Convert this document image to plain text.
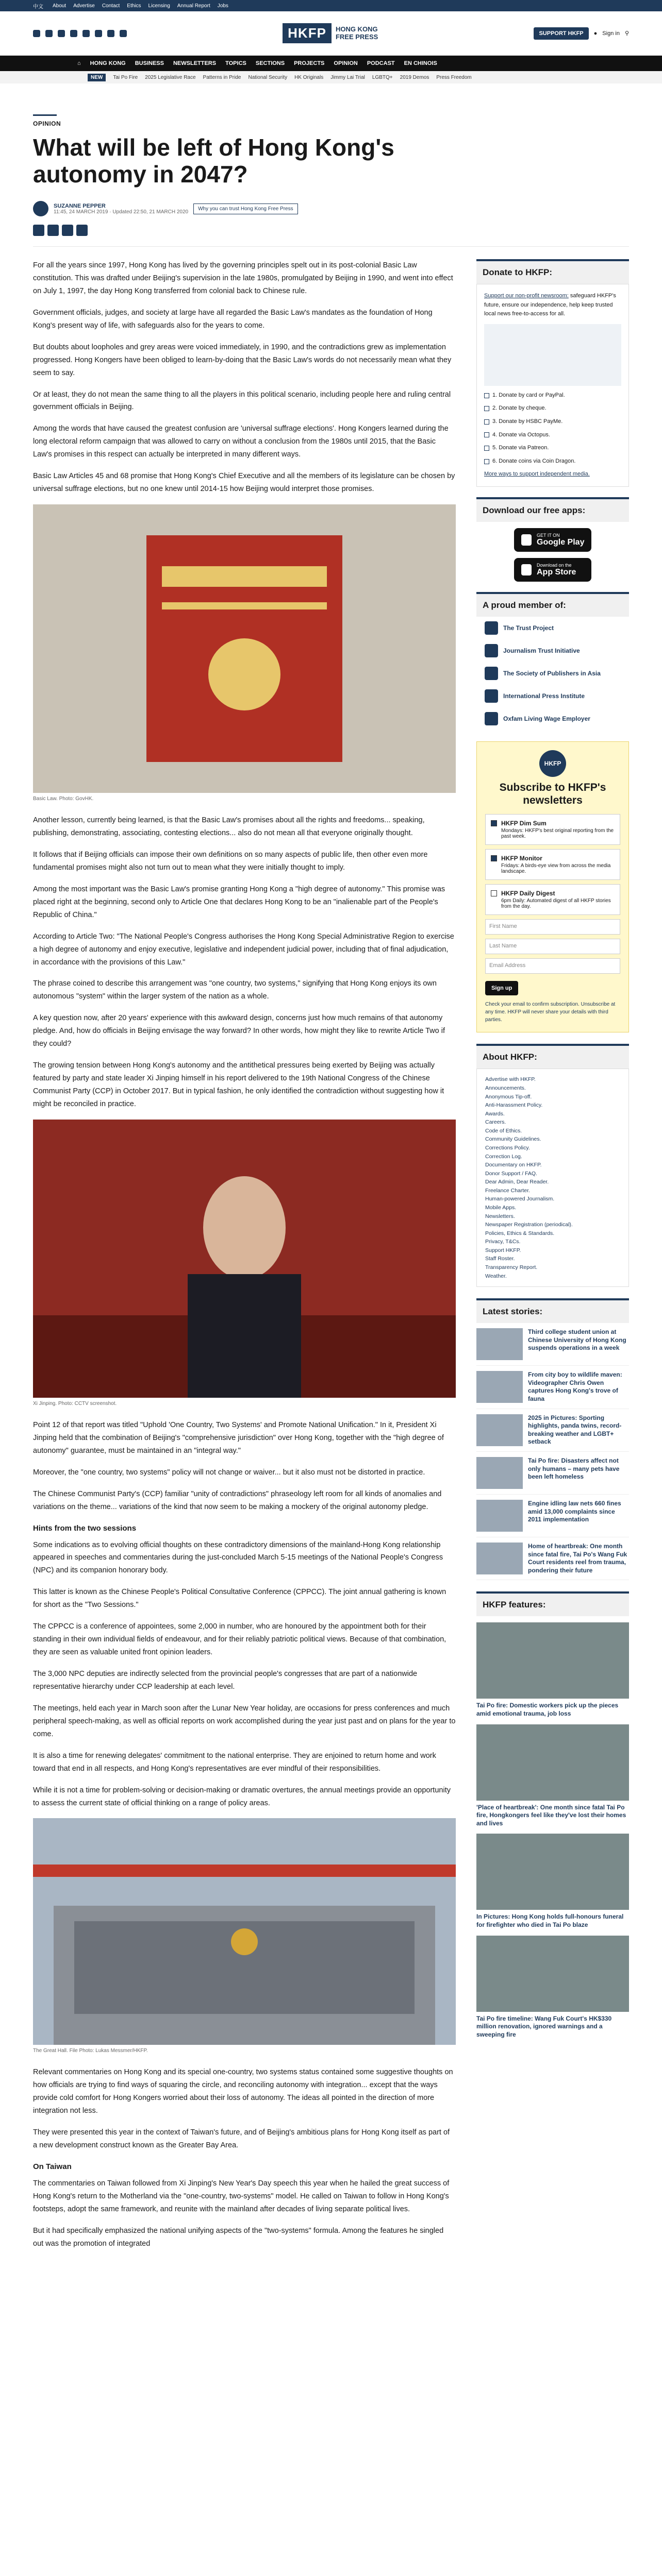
中文 About Advertise Contact Ethics Licensing Annual Report Jobs
HKFP	HONG KONG
FREE PRESS	SUPPORT HKFP	● Sign in ⚲
⌂ HONG KONG BUSINESS NEWSLETTERS TOPICS SECTIONS PROJECTS OPINION PODCAST EN CHINOIS
NEW	Tai Po Fire 2025 Legislative Race Patterns in Pride National Security HK Originals Jimmy Lai Trial LGBTQ+ 2019 Demos Press Freedom
OPINION
What will be left of Hong Kong's autonomy in 2047?
SUZANNE PEPPER
11:45, 24 MARCH 2019 · Updated 22:50, 21 MARCH 2020
Why you can trust Hong Kong Free Press

For all the years since 1997, Hong Kong has lived by the governing principles spelt out in its post-colonial Basic Law constitution. This was drafted under Beijing's supervision in the late 1980s, promulgated by Beijing in 1990, and went into effect on July 1, 1997, the day Hong Kong transferred from colonial back to Chinese rule.

Government officials, judges, and society at large have all regarded the Basic Law's mandates as the foundation of Hong Kong's present way of life, with safeguards also for the years to come.

But doubts about loopholes and grey areas were voiced immediately, in 1990, and the contradictions grew as implementation progressed. Hong Kongers have been obliged to learn-by-doing that the Basic Law's words do not necessarily mean what they seem to say.

Or at least, they do not mean the same thing to all the players in this political scenario, including people here and ruling central government officials in Beijing.

Among the words that have caused the greatest confusion are 'universal suffrage elections'. Hong Kongers learned during the long electoral reform campaign that was allowed to carry on without a conclusion from the 1980s until 2015, that the Basic Law's promises in this respect can actually be interpreted in many different ways.

Basic Law Articles 45 and 68 promise that Hong Kong's Chief Executive and all the members of its legislature can be chosen by universal suffrage elections, but no one knew until 2014-15 how Beijing would interpret those promises.

Basic Law. Photo: GovHK.

Another lesson, currently being learned, is that the Basic Law's promises about all the rights and freedoms... speaking, publishing, demonstrating, associating, contesting elections... also do not mean all that everyone originally thought.

It follows that if Beijing officials can impose their own definitions on so many aspects of public life, then other even more fundamental promises might also not turn out to mean what they were initially thought to imply.

Among the most important was the Basic Law's promise granting Hong Kong a "high degree of autonomy." This promise was placed right at the beginning, second only to Article One that declares Hong Kong to be an "inalienable part of the People's Republic of China."

According to Article Two: "The National People's Congress authorises the Hong Kong Special Administrative Region to exercise a high degree of autonomy and enjoy executive, legislative and independent judicial power, including that of final adjudication, in accordance with the provisions of this Law."

The phrase coined to describe this arrangement was "one country, two systems," signifying that Hong Kong enjoys its own autonomous "system" within the larger system of the nation as a whole.

A key question now, after 20 years' experience with this awkward design, concerns just how much remains of that autonomy pledge. And, how do officials in Beijing envisage the way forward? In other words, how might they like to rewrite Article Two if they could?

The growing tension between Hong Kong's autonomy and the antithetical pressures being exerted by Beijing was actually featured by party and state leader Xi Jinping himself in his report delivered to the 19th National Congress of the Chinese Communist Party (CCP) in October 2017. But in typical fashion, he only identified the contradiction without suggesting how it might be reconciled in practice.

Xi Jinping. Photo: CCTV screenshot.

Point 12 of that report was titled "Uphold 'One Country, Two Systems' and Promote National Unification." In it, President Xi Jinping held that the combination of Beijing's "comprehensive jurisdiction" over Hong Kong, together with the "high degree of autonomy" guarantee, must be maintained in an "integral way."

Moreover, the "one country, two systems" policy will not change or waiver... but it also must not be distorted in practice.

The Chinese Communist Party's (CCP) familiar "unity of contradictions" phraseology left room for all kinds of anomalies and variations on the theme... variations of the kind that now seem to be making a mockery of the original autonomy pledge.

Hints from the two sessions

Some indications as to evolving official thoughts on these contradictory dimensions of the mainland-Hong Kong relationship appeared in speeches and commentaries during the just-concluded March 5-15 meetings of the National People's Congress (NPC) and its companion honorary body.

This latter is known as the Chinese People's Political Consultative Conference (CPPCC). The joint annual gathering is known for short as the "Two Sessions."

The CPPCC is a conference of appointees, some 2,000 in number, who are honoured by the appointment both for their standing in their own individual fields of endeavour, and for their reliably patriotic political views. Because of that combination, they are seen as valuable united front opinion leaders.

The 3,000 NPC deputies are indirectly selected from the provincial people's congresses that are part of a nationwide representative hierarchy under CCP leadership at each level.

The meetings, held each year in March soon after the Lunar New Year holiday, are occasions for press conferences and much peripheral speech-making, as well as official reports on work accomplished during the year just past and on plans for the year to come.

It is also a time for renewing delegates' commitment to the national enterprise. They are enjoined to return home and work toward that end in all respects, and Hong Kong's representatives are ever mindful of their responsibilities.

While it is not a time for problem-solving or decision-making or dramatic overtures, the annual meetings provide an opportunity to assess the current state of official thinking on a range of policy areas.

The Great Hall. File Photo: Lukas Messmer/HKFP.

Relevant commentaries on Hong Kong and its special one-country, two systems status contained some suggestive thoughts on how officials are trying to find ways of squaring the circle, and reconciling autonomy with integration... except that the ways provide cold comfort for Hong Kongers worried about their loss of autonomy. The ideas all pointed in the direction of more integration not less.

They were presented this year in the context of Taiwan's future, and of Beijing's ambitious plans for Hong Kong itself as part of a new development construct known as the Greater Bay Area.

On Taiwan

The commentaries on Taiwan followed from Xi Jinping's New Year's Day speech this year when he hailed the great success of Hong Kong's return to the Motherland via the "one-country, two-systems" model. He called on Taiwan to follow in Hong Kong's footsteps, adopt the same framework, and reunite with the mainland after decades of living separate political lives.

But it had specifically emphasized the national unifying aspects of the "two-systems" formula. Among the features he singled out was the promotion of integrated

Donate to HKFP:

Support our non-profit newsroom: safeguard HKFP's future, ensure our independence, help keep trusted local news free-to-access for all.

1. Donate by card or PayPal.
2. Donate by cheque.
3. Donate by HSBC PayMe.
4. Donate via Octopus.
5. Donate via Patreon.
6. Donate coins via Coin Dragon.
More ways to support independent media.
Download our free apps:
GET IT ON
Google Play
Download on the
App Store
A proud member of:
The Trust Project
Journalism Trust Initiative
The Society of Publishers in Asia
International Press Institute
Oxfam Living Wage Employer
HKFP
Subscribe to HKFP's newsletters
HKFP Dim Sum
Mondays: HKFP's best original reporting from the past week.
HKFP Monitor
Fridays: A birds-eye view from across the media landscape.
HKFP Daily Digest
6pm Daily: Automated digest of all HKFP stories from the day.
First Name
Last Name
Email Address
Sign up

Check your email to confirm subscription. Unsubscribe at any time. HKFP will never share your details with third parties.

About HKFP:
Advertise with HKFP.
Announcements.
Anonymous Tip-off.
Anti-Harassment Policy.
Awards.
Careers.
Code of Ethics.
Community Guidelines.
Corrections Policy.
Correction Log.
Documentary on HKFP.
Donor Support / FAQ.
Dear Admin, Dear Reader.
Freelance Charter.
Human-powered Journalism.
Mobile Apps.
Newsletters.
Newspaper Registration (periodical).
Policies, Ethics & Standards.
Privacy, T&Cs.
Support HKFP.
Staff Roster.
Transparency Report.
Weather.
Latest stories:
Third college student union at Chinese University of Hong Kong suspends operations in a week
From city boy to wildlife maven: Videographer Chris Owen captures Hong Kong's trove of fauna
2025 in Pictures: Sporting highlights, panda twins, record-breaking weather and LGBT+ setback
Tai Po fire: Disasters affect not only humans – many pets have been left homeless
Engine idling law nets 660 fines amid 13,000 complaints since 2011 implementation
Home of heartbreak: One month since fatal fire, Tai Po's Wang Fuk Court residents reel from trauma, pondering their future
HKFP features:
Tai Po fire: Domestic workers pick up the pieces amid emotional trauma, job loss
'Place of heartbreak': One month since fatal Tai Po fire, Hongkongers feel like they've lost their homes and lives
In Pictures: Hong Kong holds full-honours funeral for firefighter who died in Tai Po blaze
Tai Po fire timeline: Wang Fuk Court's HK$330 million renovation, ignored warnings and a sweeping fire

[Aim]: Which lines contain the word "month"? Return each of them.

[Result of the exercise]:
Home of heartbreak: One month since fatal fire, Tai Po's Wang Fuk Court residents reel from trauma, pondering their future
'Place of heartbreak': One month since fatal Tai Po fire, Hongkongers feel like they've lost their homes and lives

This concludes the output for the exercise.